- _The task_: Return all of the entries exactly as written.

- _Dataset records_:

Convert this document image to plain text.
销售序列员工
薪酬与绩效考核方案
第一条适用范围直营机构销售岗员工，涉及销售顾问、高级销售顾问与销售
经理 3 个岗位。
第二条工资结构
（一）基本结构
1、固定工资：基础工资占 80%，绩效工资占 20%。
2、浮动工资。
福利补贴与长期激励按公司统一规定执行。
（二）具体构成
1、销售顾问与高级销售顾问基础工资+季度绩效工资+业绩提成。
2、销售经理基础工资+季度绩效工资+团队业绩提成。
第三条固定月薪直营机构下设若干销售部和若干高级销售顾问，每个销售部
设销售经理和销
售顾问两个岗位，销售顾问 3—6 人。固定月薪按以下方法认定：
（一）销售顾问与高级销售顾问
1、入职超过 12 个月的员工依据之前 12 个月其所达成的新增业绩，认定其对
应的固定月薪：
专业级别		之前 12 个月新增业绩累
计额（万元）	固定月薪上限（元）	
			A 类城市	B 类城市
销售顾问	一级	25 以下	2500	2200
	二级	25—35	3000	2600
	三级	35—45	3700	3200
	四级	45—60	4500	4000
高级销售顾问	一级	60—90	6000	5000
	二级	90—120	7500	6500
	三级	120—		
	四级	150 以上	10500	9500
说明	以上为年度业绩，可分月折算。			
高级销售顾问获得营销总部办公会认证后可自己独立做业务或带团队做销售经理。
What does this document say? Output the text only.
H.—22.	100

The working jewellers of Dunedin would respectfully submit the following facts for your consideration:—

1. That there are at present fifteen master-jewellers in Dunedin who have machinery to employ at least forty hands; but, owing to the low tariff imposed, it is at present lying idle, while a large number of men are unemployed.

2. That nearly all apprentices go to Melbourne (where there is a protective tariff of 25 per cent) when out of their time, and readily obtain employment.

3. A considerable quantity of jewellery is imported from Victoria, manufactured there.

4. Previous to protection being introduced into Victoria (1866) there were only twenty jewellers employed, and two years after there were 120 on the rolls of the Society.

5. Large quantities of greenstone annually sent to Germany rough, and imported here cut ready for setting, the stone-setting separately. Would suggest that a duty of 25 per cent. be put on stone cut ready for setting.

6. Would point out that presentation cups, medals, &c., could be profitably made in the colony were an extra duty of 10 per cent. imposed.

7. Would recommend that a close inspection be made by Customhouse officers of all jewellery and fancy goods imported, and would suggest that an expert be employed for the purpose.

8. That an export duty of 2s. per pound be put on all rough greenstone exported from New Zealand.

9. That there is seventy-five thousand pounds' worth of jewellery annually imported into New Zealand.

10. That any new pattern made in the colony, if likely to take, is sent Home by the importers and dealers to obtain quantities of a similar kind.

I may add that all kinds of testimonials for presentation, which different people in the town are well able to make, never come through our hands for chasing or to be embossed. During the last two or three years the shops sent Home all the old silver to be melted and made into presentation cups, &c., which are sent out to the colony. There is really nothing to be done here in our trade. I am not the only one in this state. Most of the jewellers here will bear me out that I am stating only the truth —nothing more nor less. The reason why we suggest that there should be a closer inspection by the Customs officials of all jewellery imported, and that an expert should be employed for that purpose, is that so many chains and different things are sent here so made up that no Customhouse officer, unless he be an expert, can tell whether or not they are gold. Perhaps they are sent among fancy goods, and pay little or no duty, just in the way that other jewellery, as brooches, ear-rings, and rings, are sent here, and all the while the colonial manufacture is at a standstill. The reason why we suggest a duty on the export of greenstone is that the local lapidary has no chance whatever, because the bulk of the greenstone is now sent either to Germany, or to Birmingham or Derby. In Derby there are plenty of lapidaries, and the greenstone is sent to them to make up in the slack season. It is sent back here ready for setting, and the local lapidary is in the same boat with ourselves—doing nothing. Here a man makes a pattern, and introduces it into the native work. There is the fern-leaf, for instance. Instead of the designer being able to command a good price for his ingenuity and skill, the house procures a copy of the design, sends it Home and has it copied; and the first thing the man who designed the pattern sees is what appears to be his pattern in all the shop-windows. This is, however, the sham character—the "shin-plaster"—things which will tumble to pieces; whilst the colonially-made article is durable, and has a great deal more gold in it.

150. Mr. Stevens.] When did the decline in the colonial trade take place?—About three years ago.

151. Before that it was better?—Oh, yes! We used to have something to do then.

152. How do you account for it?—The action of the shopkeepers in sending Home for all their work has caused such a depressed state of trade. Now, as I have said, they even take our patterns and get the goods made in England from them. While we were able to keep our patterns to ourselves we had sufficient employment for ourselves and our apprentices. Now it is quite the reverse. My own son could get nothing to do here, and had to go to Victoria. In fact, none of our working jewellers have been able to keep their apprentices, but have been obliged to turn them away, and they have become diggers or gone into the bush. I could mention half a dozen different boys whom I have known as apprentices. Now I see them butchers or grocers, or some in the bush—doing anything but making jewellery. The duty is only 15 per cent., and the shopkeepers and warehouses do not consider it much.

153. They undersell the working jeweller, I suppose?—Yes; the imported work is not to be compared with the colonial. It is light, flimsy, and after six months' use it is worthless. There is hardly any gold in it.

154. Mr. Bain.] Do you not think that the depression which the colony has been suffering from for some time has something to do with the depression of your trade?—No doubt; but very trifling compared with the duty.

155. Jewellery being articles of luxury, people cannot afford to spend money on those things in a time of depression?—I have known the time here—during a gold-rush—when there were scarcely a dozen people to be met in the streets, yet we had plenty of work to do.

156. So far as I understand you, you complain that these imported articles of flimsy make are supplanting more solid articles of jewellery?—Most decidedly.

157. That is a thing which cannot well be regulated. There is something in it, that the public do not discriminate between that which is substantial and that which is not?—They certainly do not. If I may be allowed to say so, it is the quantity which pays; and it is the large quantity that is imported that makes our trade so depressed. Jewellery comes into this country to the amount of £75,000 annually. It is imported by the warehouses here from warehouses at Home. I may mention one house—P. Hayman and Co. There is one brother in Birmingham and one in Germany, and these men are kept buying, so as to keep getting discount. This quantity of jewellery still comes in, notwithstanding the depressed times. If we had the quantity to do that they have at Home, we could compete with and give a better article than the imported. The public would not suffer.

- _Worked solution_:
Convert this document image to plain text.
销售序列员工
薪酬与绩效考核方案
第一条适用范围直营机构销售岗员工，涉及销售顾问、高级销售顾问与销售
经理 3 个岗位。
第二条工资结构
（一）基本结构
1、固定工资：基础工资占 80%，绩效工资占 20%。
2、浮动工资。
福利补贴与长期激励按公司统一规定执行。
（二）具体构成
1、销售顾问与高级销售顾问基础工资+季度绩效工资+业绩提成。
2、销售经理基础工资+季度绩效工资+团队业绩提成。
第三条固定月薪直营机构下设若干销售部和若干高级销售顾问，每个销售部
设销售经理和销
售顾问两个岗位，销售顾问 3—6 人。固定月薪按以下方法认定：
（一）销售顾问与高级销售顾问
1、入职超过 12 个月的员工依据之前 12 个月其所达成的新增业绩，认定其对
应的固定月薪：
专业级别		之前 12 个月新增业绩累
计额（万元）	固定月薪上限（元）	
			A 类城市	B 类城市
销售顾问	一级	25 以下	2500	2200
	二级	25—35	3000	2600
	三级	35—45	3700	3200
	四级	45—60	4500	4000
高级销售顾问	一级	60—90	6000	5000
	二级	90—120	7500	6500
	三级	120—		
	四级	150 以上	10500	9500
说明	以上为年度业绩，可分月折算。			
高级销售顾问获得营销总部办公会认证后可自己独立做业务或带团队做销售经理。
What does this document say? Output the text only.
H.—22.	100

The working jewellers of Dunedin would respectfully submit the following facts for your consideration:—

1. That there are at present fifteen master-jewellers in Dunedin who have machinery to employ at least forty hands; but, owing to the low tariff imposed, it is at present lying idle, while a large number of men are unemployed.

2. That nearly all apprentices go to Melbourne (where there is a protective tariff of 25 per cent) when out of their time, and readily obtain employment.

3. A considerable quantity of jewellery is imported from Victoria, manufactured there.

4. Previous to protection being introduced into Victoria (1866) there were only twenty jewellers employed, and two years after there were 120 on the rolls of the Society.

5. Large quantities of greenstone annually sent to Germany rough, and imported here cut ready for setting, the stone-setting separately. Would suggest that a duty of 25 per cent. be put on stone cut ready for setting.

6. Would point out that presentation cups, medals, &c., could be profitably made in the colony were an extra duty of 10 per cent. imposed.

7. Would recommend that a close inspection be made by Customhouse officers of all jewellery and fancy goods imported, and would suggest that an expert be employed for the purpose.

8. That an export duty of 2s. per pound be put on all rough greenstone exported from New Zealand.

9. That there is seventy-five thousand pounds' worth of jewellery annually imported into New Zealand.

10. That any new pattern made in the colony, if likely to take, is sent Home by the importers and dealers to obtain quantities of a similar kind.

I may add that all kinds of testimonials for presentation, which different people in the town are well able to make, never come through our hands for chasing or to be embossed. During the last two or three years the shops sent Home all the old silver to be melted and made into presentation cups, &c., which are sent out to the colony. There is really nothing to be done here in our trade. I am not the only one in this state. Most of the jewellers here will bear me out that I am stating only the truth —nothing more nor less. The reason why we suggest that there should be a closer inspection by the Customs officials of all jewellery imported, and that an expert should be employed for that purpose, is that so many chains and different things are sent here so made up that no Customhouse officer, unless he be an expert, can tell whether or not they are gold. Perhaps they are sent among fancy goods, and pay little or no duty, just in the way that other jewellery, as brooches, ear-rings, and rings, are sent here, and all the while the colonial manufacture is at a standstill. The reason why we suggest a duty on the export of greenstone is that the local lapidary has no chance whatever, because the bulk of the greenstone is now sent either to Germany, or to Birmingham or Derby. In Derby there are plenty of lapidaries, and the greenstone is sent to them to make up in the slack season. It is sent back here ready for setting, and the local lapidary is in the same boat with ourselves—doing nothing. Here a man makes a pattern, and introduces it into the native work. There is the fern-leaf, for instance. Instead of the designer being able to command a good price for his ingenuity and skill, the house procures a copy of the design, sends it Home and has it copied; and the first thing the man who designed the pattern sees is what appears to be his pattern in all the shop-windows. This is, however, the sham character—the "shin-plaster"—things which will tumble to pieces; whilst the colonially-made article is durable, and has a great deal more gold in it.

150. Mr. Stevens.] When did the decline in the colonial trade take place?—About three years ago.

151. Before that it was better?—Oh, yes! We used to have something to do then.

152. How do you account for it?—The action of the shopkeepers in sending Home for all their work has caused such a depressed state of trade. Now, as I have said, they even take our patterns and get the goods made in England from them. While we were able to keep our patterns to ourselves we had sufficient employment for ourselves and our apprentices. Now it is quite the reverse. My own son could get nothing to do here, and had to go to Victoria. In fact, none of our working jewellers have been able to keep their apprentices, but have been obliged to turn them away, and they have become diggers or gone into the bush. I could mention half a dozen different boys whom I have known as apprentices. Now I see them butchers or grocers, or some in the bush—doing anything but making jewellery. The duty is only 15 per cent., and the shopkeepers and warehouses do not consider it much.

153. They undersell the working jeweller, I suppose?—Yes; the imported work is not to be compared with the colonial. It is light, flimsy, and after six months' use it is worthless. There is hardly any gold in it.

154. Mr. Bain.] Do you not think that the depression which the colony has been suffering from for some time has something to do with the depression of your trade?—No doubt; but very trifling compared with the duty.

155. Jewellery being articles of luxury, people cannot afford to spend money on those things in a time of depression?—I have known the time here—during a gold-rush—when there were scarcely a dozen people to be met in the streets, yet we had plenty of work to do.

156. So far as I understand you, you complain that these imported articles of flimsy make are supplanting more solid articles of jewellery?—Most decidedly.

157. That is a thing which cannot well be regulated. There is something in it, that the public do not discriminate between that which is substantial and that which is not?—They certainly do not. If I may be allowed to say so, it is the quantity which pays; and it is the large quantity that is imported that makes our trade so depressed. Jewellery comes into this country to the amount of £75,000 annually. It is imported by the warehouses here from warehouses at Home. I may mention one house—P. Hayman and Co. There is one brother in Birmingham and one in Germany, and these men are kept buying, so as to keep getting discount. This quantity of jewellery still comes in, notwithstanding the depressed times. If we had the quantity to do that they have at Home, we could compete with and give a better article than the imported. The public would not suffer.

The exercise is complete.